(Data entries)
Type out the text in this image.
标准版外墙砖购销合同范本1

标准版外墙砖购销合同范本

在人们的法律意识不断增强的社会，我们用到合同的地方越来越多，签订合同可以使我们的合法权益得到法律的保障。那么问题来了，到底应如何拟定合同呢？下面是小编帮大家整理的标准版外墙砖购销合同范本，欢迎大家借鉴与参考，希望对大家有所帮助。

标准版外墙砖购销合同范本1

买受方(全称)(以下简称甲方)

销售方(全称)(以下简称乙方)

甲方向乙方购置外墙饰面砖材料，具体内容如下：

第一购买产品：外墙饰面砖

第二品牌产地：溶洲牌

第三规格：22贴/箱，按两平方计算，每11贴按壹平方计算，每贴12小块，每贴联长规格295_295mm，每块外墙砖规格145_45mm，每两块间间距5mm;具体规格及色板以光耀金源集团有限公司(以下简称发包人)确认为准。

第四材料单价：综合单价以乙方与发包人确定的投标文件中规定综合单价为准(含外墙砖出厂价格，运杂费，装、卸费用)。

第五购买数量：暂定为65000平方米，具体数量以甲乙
==
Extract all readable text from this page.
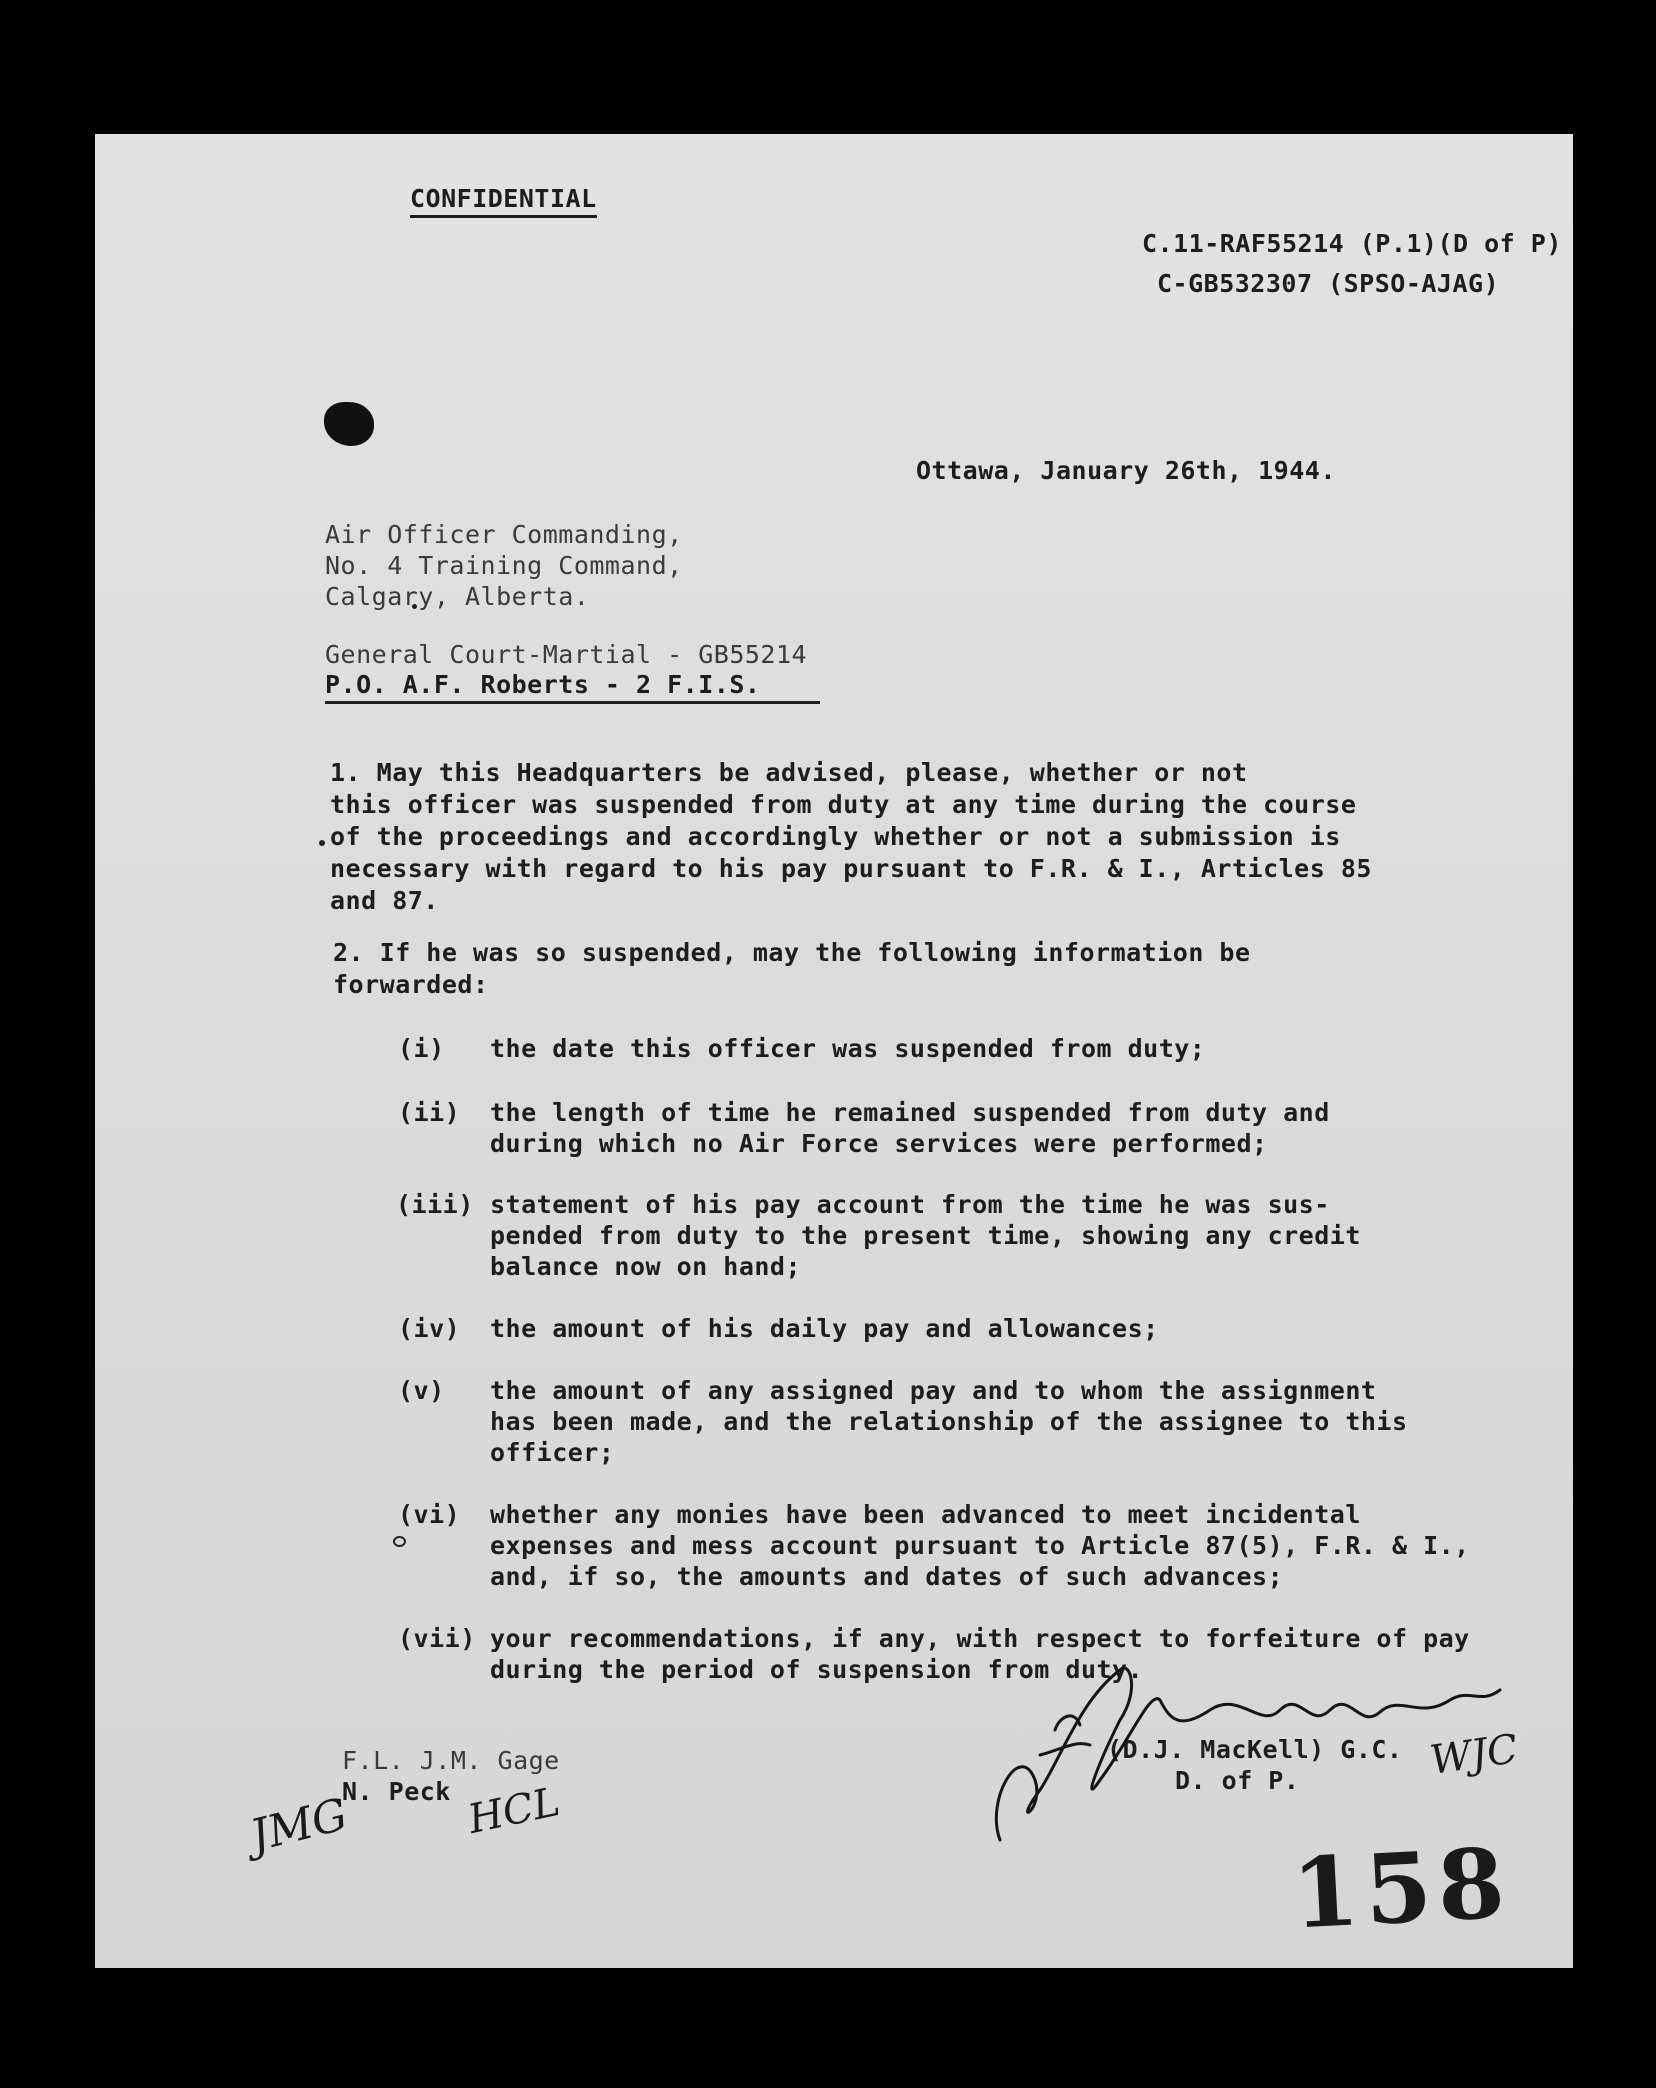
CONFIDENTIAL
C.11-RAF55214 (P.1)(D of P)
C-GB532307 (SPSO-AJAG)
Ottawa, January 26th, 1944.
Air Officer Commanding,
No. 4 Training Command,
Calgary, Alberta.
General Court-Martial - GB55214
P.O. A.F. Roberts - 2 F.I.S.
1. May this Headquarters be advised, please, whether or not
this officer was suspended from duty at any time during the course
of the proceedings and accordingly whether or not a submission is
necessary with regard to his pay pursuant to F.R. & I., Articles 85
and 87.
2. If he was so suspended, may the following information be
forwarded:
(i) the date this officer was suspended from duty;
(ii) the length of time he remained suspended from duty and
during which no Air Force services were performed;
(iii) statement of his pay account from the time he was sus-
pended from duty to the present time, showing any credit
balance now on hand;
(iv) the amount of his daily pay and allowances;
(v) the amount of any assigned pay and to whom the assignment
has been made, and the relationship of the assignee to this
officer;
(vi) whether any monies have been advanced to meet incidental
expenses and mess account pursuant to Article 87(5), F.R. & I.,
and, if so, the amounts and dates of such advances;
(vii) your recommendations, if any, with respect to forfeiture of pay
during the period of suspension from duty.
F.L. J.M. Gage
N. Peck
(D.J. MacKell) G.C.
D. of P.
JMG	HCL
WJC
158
---
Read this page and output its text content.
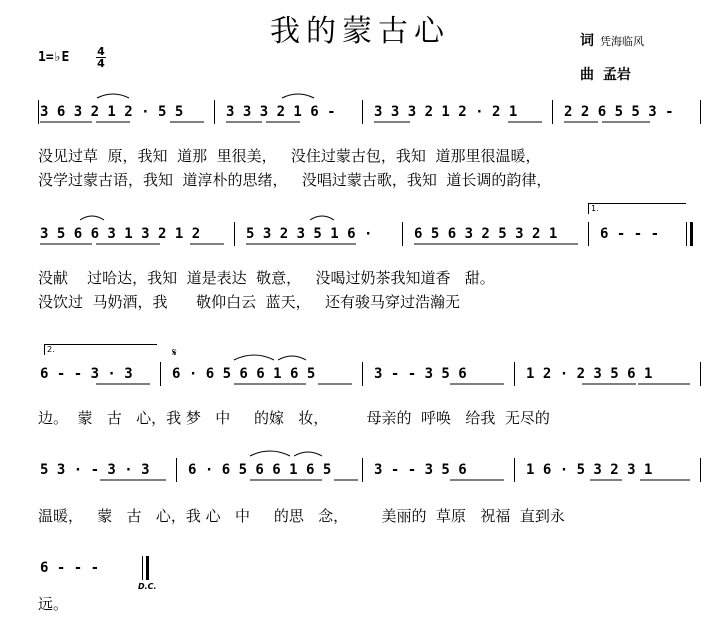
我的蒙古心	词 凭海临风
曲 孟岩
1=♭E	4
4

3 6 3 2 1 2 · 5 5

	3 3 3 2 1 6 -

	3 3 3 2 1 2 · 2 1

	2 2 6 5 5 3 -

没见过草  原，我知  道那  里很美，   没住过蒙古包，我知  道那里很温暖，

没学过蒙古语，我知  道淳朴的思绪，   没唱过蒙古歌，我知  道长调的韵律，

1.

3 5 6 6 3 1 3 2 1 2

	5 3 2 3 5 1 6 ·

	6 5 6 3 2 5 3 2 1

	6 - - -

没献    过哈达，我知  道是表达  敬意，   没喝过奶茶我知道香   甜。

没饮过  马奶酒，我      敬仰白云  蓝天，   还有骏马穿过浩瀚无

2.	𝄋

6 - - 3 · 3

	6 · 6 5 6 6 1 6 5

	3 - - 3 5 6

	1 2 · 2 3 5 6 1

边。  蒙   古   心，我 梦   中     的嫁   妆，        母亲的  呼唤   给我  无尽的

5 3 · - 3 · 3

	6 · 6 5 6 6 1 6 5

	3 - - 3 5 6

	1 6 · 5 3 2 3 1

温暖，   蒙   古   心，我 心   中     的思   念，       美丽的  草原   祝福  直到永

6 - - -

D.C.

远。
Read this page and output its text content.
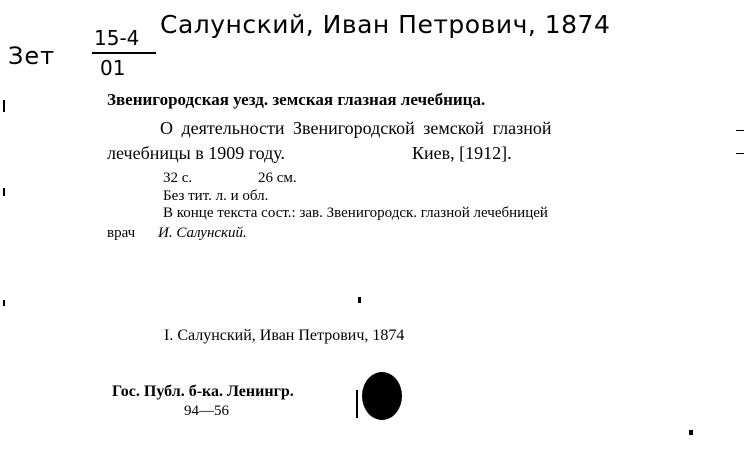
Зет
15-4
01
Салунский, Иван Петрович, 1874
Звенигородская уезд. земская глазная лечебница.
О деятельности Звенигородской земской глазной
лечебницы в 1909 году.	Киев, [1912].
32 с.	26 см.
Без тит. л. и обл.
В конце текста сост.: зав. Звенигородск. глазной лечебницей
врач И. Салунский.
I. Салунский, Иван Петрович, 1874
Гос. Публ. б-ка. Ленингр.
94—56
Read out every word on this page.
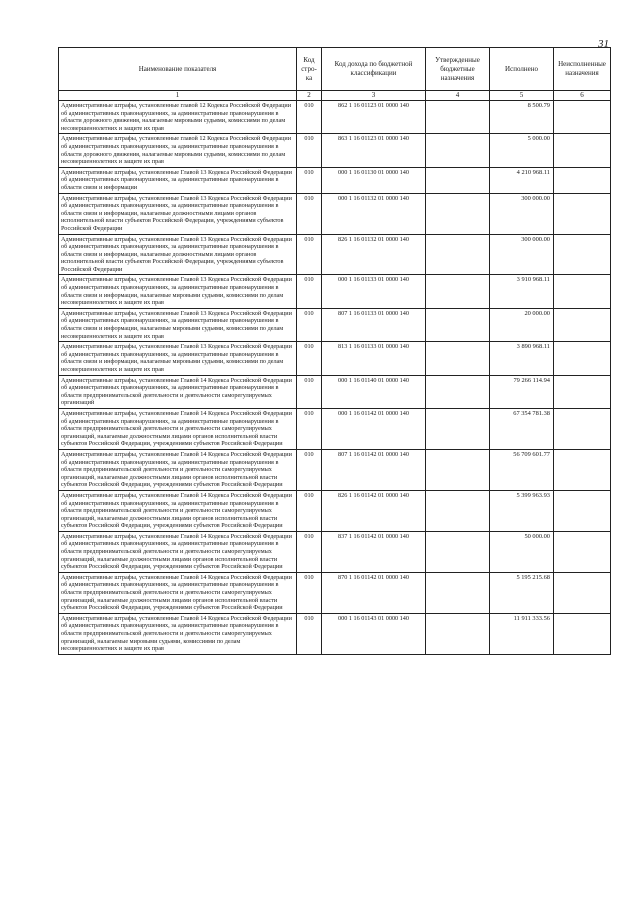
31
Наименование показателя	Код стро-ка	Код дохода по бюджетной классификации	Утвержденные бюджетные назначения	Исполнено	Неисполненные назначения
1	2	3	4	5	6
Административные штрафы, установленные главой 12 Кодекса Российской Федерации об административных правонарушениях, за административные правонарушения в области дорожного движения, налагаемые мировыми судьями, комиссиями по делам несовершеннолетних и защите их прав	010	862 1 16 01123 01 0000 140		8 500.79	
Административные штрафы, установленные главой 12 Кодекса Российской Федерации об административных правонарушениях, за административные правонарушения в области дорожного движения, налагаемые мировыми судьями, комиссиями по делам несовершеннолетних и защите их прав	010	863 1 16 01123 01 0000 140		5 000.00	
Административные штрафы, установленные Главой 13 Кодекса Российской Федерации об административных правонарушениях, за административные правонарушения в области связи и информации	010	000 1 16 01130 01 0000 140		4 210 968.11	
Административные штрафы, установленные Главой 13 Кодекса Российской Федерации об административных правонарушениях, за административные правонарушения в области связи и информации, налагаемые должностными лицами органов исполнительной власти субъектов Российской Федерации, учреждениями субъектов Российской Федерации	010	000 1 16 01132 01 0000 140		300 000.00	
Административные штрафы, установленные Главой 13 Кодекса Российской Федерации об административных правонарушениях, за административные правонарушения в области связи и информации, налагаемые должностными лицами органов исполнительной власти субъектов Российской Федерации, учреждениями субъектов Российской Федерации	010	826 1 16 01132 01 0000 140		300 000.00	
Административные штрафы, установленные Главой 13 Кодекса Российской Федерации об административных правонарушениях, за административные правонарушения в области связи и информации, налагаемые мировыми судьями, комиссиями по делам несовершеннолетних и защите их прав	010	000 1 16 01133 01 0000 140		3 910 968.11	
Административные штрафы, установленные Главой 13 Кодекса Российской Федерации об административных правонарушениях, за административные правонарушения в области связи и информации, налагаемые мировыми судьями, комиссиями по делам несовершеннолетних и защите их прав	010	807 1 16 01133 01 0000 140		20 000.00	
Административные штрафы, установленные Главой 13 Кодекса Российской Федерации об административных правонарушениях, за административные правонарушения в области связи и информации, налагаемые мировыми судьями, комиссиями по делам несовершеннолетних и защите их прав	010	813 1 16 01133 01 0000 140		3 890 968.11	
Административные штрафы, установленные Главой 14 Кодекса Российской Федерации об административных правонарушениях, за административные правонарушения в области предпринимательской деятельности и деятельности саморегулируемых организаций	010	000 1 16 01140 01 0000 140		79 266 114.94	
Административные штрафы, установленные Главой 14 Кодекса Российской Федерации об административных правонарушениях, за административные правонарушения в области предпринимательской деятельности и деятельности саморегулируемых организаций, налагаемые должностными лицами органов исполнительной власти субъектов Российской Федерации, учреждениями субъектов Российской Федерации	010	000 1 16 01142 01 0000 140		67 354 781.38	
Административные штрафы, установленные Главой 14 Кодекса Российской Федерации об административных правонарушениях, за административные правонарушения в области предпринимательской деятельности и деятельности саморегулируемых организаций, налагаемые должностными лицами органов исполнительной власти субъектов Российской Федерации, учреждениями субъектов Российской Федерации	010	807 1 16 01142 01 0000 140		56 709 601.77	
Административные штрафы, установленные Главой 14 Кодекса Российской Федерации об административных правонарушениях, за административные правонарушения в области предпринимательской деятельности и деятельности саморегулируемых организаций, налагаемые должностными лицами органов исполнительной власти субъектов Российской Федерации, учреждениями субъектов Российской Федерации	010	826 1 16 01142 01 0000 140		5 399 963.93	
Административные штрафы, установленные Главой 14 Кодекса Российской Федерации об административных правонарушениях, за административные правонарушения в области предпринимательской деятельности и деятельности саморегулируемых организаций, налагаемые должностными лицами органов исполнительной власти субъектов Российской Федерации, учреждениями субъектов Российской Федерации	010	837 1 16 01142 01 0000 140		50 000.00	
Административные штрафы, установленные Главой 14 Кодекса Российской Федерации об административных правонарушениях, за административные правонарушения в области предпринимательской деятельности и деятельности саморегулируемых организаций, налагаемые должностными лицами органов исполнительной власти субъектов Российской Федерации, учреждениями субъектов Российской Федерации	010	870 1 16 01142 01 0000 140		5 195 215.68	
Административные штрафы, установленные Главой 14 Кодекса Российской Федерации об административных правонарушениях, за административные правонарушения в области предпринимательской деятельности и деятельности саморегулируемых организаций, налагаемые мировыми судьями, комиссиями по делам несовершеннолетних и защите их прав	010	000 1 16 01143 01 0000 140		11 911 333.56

EXERCISE REQUIREMENTS
Identify all lines in the records above with the word "time".

THE RESPONSE
this officer was suspended from duty at any time during the course
(ii) the length of time he remained suspended from duty and
(iii) statement of his pay account from the time he was sus-
pended from duty to the present time, showing any credit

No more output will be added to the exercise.